▶ [Material for this task]
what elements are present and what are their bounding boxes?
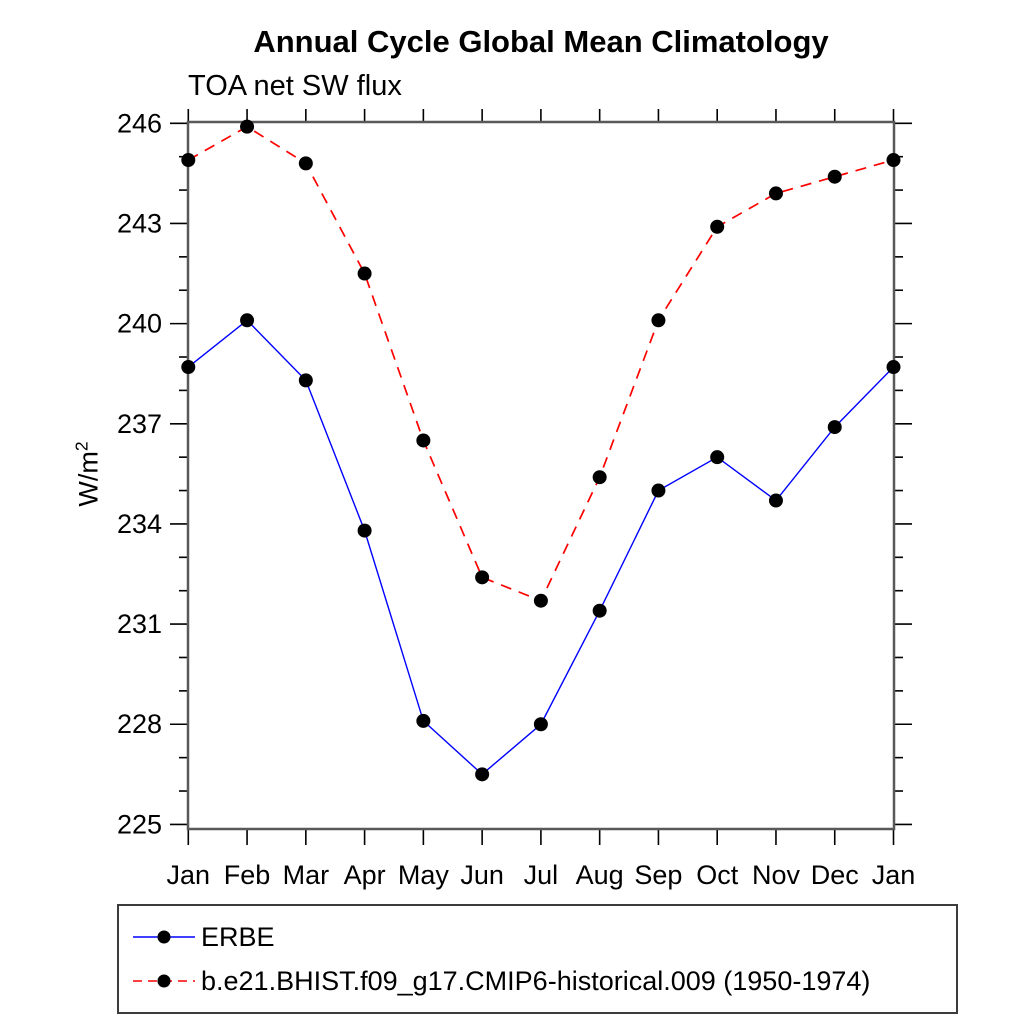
series-line-1 xyxy=(187,125,894,602)
data-point-marker xyxy=(357,523,372,538)
data-point-marker xyxy=(710,450,725,465)
chart-title: Annual Cycle Global Mean Climatology xyxy=(253,24,829,59)
legend-marker-dot-icon xyxy=(157,930,171,944)
data-point-marker xyxy=(827,169,842,184)
data-point-marker xyxy=(240,313,255,328)
y-tick-label: 246 xyxy=(117,108,162,138)
data-point-marker xyxy=(181,360,196,375)
data-point-marker xyxy=(533,593,548,608)
legend-label-erbe: ERBE xyxy=(201,921,275,952)
data-point-marker xyxy=(357,266,372,281)
y-tick-label: 240 xyxy=(117,309,162,339)
legend-item-erbe: ERBE xyxy=(131,919,956,955)
x-tick-label: Jun xyxy=(460,860,504,890)
x-tick-label: Jan xyxy=(872,860,916,890)
x-tick-label: Aug xyxy=(576,860,624,890)
data-point-marker xyxy=(416,433,431,448)
data-point-marker xyxy=(240,119,255,134)
series-line-0 xyxy=(187,319,895,776)
y-tick-label: 228 xyxy=(117,709,162,739)
y-tick-label: 234 xyxy=(117,509,162,539)
y-tick-label: 243 xyxy=(117,208,162,238)
x-tick-label: Mar xyxy=(283,860,330,890)
data-point-marker xyxy=(592,470,607,485)
data-point-marker xyxy=(827,420,842,435)
y-tick-label: 225 xyxy=(117,809,162,839)
plot-frame xyxy=(186,120,896,831)
data-point-marker xyxy=(651,483,666,498)
data-point-marker xyxy=(181,153,196,168)
data-point-marker xyxy=(475,570,490,585)
data-point-marker xyxy=(298,373,313,388)
x-tick-label: Oct xyxy=(696,860,739,890)
data-point-marker xyxy=(592,603,607,618)
x-tick-label: Jan xyxy=(167,860,211,890)
data-point-marker xyxy=(475,767,490,782)
data-point-marker xyxy=(710,219,725,234)
legend-swatch-solid-line xyxy=(133,930,195,944)
data-point-marker xyxy=(768,493,783,508)
data-point-marker xyxy=(416,713,431,728)
data-point-marker xyxy=(768,186,783,201)
x-tick-label: Feb xyxy=(224,860,271,890)
y-tick-label: 237 xyxy=(117,409,162,439)
legend-label-model: b.e21.BHIST.f09_g17.CMIP6-historical.009… xyxy=(201,965,871,996)
x-tick-label: Dec xyxy=(811,860,859,890)
chart-subtitle: TOA net SW flux xyxy=(188,70,402,102)
x-tick-label: Nov xyxy=(752,860,801,890)
data-point-marker xyxy=(886,360,901,375)
y-tick-label: 231 xyxy=(117,609,162,639)
legend-swatch-dashed-line xyxy=(133,974,195,988)
legend-box: ERBE b.e21.BHIST.f09_g17.CMIP6-historica… xyxy=(117,904,958,1014)
data-point-marker xyxy=(533,717,548,732)
data-point-marker xyxy=(886,153,901,168)
legend-marker-dot-icon xyxy=(157,974,171,988)
x-tick-label: Apr xyxy=(344,860,386,890)
legend-item-model: b.e21.BHIST.f09_g17.CMIP6-historical.009… xyxy=(131,963,956,999)
x-tick-label: Jul xyxy=(524,860,559,890)
data-point-marker xyxy=(651,313,666,328)
x-tick-label: May xyxy=(398,860,450,890)
x-tick-label: Sep xyxy=(634,860,682,890)
data-point-marker xyxy=(298,156,313,171)
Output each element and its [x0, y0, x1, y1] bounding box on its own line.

▶ [What is required]
Which lines in the records contain the string "bounding"? Gather every such line and copy it out whole. Case counts.

▶ [Task output]
what elements are present and what are their bounding boxes?
Output each element and its [x0, y0, x1, y1] bounding box on its own line.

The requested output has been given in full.